* PROBLEM:
Reproduce each line bearing the word "MINOLTA".

-- begin --

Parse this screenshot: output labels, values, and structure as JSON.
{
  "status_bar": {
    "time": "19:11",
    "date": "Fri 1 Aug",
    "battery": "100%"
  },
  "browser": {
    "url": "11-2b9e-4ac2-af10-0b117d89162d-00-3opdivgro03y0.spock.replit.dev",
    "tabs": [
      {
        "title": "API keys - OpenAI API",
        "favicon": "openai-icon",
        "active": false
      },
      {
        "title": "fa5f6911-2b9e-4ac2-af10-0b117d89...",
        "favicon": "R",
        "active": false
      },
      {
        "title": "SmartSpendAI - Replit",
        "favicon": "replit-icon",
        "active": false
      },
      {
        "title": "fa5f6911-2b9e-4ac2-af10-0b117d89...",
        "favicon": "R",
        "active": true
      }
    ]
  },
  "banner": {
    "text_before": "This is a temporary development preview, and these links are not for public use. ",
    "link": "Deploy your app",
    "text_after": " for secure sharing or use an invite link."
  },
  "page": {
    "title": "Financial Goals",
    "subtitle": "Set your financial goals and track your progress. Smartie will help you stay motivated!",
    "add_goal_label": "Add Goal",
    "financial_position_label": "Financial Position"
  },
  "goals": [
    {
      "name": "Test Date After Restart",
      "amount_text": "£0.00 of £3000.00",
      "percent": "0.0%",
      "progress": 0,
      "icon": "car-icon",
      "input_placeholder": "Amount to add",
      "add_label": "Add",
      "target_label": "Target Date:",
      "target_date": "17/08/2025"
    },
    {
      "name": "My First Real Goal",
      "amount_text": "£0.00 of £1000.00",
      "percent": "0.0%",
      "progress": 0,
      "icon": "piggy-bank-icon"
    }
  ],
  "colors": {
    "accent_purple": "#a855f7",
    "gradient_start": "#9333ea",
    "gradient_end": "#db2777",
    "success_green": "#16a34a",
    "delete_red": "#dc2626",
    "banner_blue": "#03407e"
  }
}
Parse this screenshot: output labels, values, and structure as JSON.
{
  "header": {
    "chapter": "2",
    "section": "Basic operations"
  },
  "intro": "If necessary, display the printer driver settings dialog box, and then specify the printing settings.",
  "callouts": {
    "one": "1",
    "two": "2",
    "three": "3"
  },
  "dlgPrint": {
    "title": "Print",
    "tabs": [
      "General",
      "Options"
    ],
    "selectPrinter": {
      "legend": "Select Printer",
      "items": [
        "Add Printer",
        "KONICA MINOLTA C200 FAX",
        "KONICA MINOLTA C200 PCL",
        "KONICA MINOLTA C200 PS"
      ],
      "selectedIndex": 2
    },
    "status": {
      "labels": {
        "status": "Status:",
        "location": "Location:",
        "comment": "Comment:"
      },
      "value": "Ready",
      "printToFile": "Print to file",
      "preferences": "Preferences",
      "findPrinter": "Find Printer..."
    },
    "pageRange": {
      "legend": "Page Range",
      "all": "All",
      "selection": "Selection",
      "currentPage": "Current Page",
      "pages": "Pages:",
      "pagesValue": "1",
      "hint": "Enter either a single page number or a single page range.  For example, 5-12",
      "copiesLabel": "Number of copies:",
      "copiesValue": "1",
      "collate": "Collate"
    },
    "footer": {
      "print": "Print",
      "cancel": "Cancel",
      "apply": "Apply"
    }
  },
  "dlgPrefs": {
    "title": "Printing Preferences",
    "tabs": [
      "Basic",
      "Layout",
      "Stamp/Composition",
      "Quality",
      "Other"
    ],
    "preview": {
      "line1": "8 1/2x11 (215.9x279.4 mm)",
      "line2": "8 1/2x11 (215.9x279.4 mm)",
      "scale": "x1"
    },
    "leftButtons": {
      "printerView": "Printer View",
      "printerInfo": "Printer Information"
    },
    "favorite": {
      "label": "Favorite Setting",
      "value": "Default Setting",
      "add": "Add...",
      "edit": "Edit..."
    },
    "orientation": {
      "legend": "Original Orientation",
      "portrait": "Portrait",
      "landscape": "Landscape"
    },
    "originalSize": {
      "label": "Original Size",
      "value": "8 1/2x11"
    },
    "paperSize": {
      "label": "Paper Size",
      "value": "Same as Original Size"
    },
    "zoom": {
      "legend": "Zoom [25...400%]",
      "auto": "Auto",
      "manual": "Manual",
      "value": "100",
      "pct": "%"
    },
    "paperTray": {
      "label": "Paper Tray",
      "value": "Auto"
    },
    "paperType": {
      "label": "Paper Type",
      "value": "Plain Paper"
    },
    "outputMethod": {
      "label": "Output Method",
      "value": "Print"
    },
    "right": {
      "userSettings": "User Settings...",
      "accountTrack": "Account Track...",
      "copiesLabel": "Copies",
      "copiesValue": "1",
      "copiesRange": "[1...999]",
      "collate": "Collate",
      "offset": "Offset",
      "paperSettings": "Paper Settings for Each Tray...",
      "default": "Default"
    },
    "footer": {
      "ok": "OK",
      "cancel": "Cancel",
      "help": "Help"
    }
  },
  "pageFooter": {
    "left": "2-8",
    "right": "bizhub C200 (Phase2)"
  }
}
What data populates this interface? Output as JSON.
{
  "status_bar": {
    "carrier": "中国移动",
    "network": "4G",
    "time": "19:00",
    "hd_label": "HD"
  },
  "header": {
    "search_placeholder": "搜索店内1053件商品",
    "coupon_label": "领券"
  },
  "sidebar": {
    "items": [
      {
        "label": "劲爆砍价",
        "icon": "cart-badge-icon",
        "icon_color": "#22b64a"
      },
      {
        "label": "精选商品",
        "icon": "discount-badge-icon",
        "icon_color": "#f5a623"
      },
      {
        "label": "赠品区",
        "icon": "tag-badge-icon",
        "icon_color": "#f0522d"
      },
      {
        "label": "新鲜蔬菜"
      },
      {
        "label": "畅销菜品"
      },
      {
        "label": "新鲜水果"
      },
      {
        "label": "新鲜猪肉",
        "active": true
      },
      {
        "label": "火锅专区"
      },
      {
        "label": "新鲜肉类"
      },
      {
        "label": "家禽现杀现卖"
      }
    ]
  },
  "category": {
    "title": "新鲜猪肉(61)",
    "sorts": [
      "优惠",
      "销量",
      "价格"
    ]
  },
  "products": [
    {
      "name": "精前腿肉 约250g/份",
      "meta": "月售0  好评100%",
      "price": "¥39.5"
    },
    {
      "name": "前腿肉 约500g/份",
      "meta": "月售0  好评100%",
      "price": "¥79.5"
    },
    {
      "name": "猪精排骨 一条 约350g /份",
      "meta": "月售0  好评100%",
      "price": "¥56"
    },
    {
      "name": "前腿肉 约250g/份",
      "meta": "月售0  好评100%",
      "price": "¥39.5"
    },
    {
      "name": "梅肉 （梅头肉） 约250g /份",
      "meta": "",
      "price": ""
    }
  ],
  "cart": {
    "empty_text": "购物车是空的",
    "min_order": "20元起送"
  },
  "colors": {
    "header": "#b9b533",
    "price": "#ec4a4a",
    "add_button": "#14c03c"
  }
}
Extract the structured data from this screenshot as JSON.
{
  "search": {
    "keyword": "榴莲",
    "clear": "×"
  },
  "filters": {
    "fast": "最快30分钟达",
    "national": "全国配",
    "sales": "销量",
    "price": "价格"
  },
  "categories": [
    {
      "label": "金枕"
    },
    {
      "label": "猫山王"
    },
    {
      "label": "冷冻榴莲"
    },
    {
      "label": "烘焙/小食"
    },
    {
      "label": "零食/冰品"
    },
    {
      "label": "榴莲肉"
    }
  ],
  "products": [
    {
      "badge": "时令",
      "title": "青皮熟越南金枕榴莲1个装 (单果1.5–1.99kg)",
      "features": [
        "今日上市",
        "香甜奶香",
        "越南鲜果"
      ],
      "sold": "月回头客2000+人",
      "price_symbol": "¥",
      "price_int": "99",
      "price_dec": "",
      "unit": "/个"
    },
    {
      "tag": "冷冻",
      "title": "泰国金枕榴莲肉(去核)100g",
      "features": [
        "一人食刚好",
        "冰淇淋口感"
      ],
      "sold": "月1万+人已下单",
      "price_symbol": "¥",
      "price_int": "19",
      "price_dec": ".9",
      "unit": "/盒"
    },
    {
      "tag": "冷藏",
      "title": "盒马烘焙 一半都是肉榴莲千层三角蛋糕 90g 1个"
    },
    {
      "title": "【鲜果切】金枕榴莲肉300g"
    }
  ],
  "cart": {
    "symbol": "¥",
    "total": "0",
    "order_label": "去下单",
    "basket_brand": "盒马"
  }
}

-- end --

* WRITTEN REPLY:
        "KONICA MINOLTA C200 FAX",
        "KONICA MINOLTA C200 PCL",
        "KONICA MINOLTA C200 PS"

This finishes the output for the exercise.